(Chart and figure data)
◆ ◆ ◆

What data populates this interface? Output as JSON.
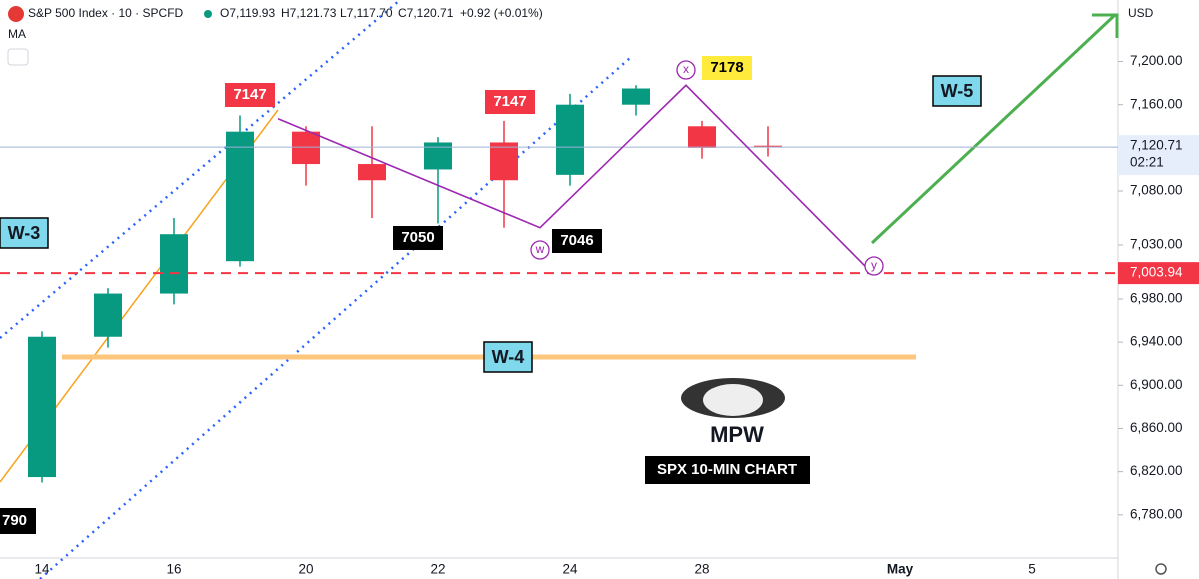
{
  "header": {
    "symbol": "S&P 500 Index · 10 · SPCFD",
    "open": "O7,119.93",
    "high": "H7,121.73",
    "low": "L7,117.70",
    "close": "C7,120.71",
    "change": "+0.92 (+0.01%)",
    "indicator": "MA",
    "currency": "USD"
  },
  "chart_data": {
    "type": "candlestick",
    "categories": [
      "14",
      null,
      "16",
      null,
      "20",
      null,
      "22",
      null,
      "24",
      null,
      "28",
      null,
      null,
      "May",
      null,
      "5"
    ],
    "open": [
      6815,
      6945,
      6985,
      7015,
      7135,
      7105,
      7100,
      7125,
      7095,
      7160,
      7140,
      7122,
      null,
      null,
      null,
      null
    ],
    "high": [
      6950,
      6990,
      7055,
      7150,
      7140,
      7140,
      7130,
      7145,
      7170,
      7178,
      7145,
      7140,
      null,
      null,
      null,
      null
    ],
    "low": [
      6810,
      6935,
      6975,
      7010,
      7085,
      7055,
      7050,
      7046,
      7085,
      7150,
      7110,
      7112,
      null,
      null,
      null,
      null
    ],
    "close": [
      6945,
      6985,
      7040,
      7135,
      7105,
      7090,
      7125,
      7090,
      7160,
      7175,
      7120,
      7121,
      null,
      null,
      null,
      null
    ],
    "up_color": "#089981",
    "down_color": "#f23645",
    "ylim": [
      6740,
      7257
    ],
    "yticks": [
      {
        "value": 7200,
        "label": "7,200.00"
      },
      {
        "value": 7160,
        "label": "7,160.00"
      },
      {
        "value": 7080,
        "label": "7,080.00"
      },
      {
        "value": 7030,
        "label": "7,030.00"
      },
      {
        "value": 6980,
        "label": "6,980.00"
      },
      {
        "value": 6940,
        "label": "6,940.00"
      },
      {
        "value": 6900,
        "label": "6,900.00"
      },
      {
        "value": 6860,
        "label": "6,860.00"
      },
      {
        "value": 6820,
        "label": "6,820.00"
      },
      {
        "value": 6780,
        "label": "6,780.00"
      }
    ],
    "last_price": {
      "value": 7120.71,
      "label": "7,120.71"
    },
    "countdown": "02:21",
    "level": {
      "value": 7003.94,
      "label": "7,003.94"
    },
    "pivots": [
      7147,
      7147,
      7178,
      7050,
      7046
    ],
    "wave_labels": [
      "W-3",
      "W-4",
      "W-5",
      "x",
      "w",
      "y"
    ],
    "edge_label": 790,
    "logo": "MPW",
    "caption": "SPX 10-MIN CHART"
  }
}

◆ ◆ ◆

JOB →
Using the listing above, show every line that includes the string "value".

FINISHED EXERCISE →
        "value": 7200,
        "value": 7160,
        "value": 7080,
        "value": 7030,
        "value": 6980,
        "value": 6940,
        "value": 6900,
        "value": 6860,
        "value": 6820,
        "value": 6780,
      "value": 7120.71,
      "value": 7003.94,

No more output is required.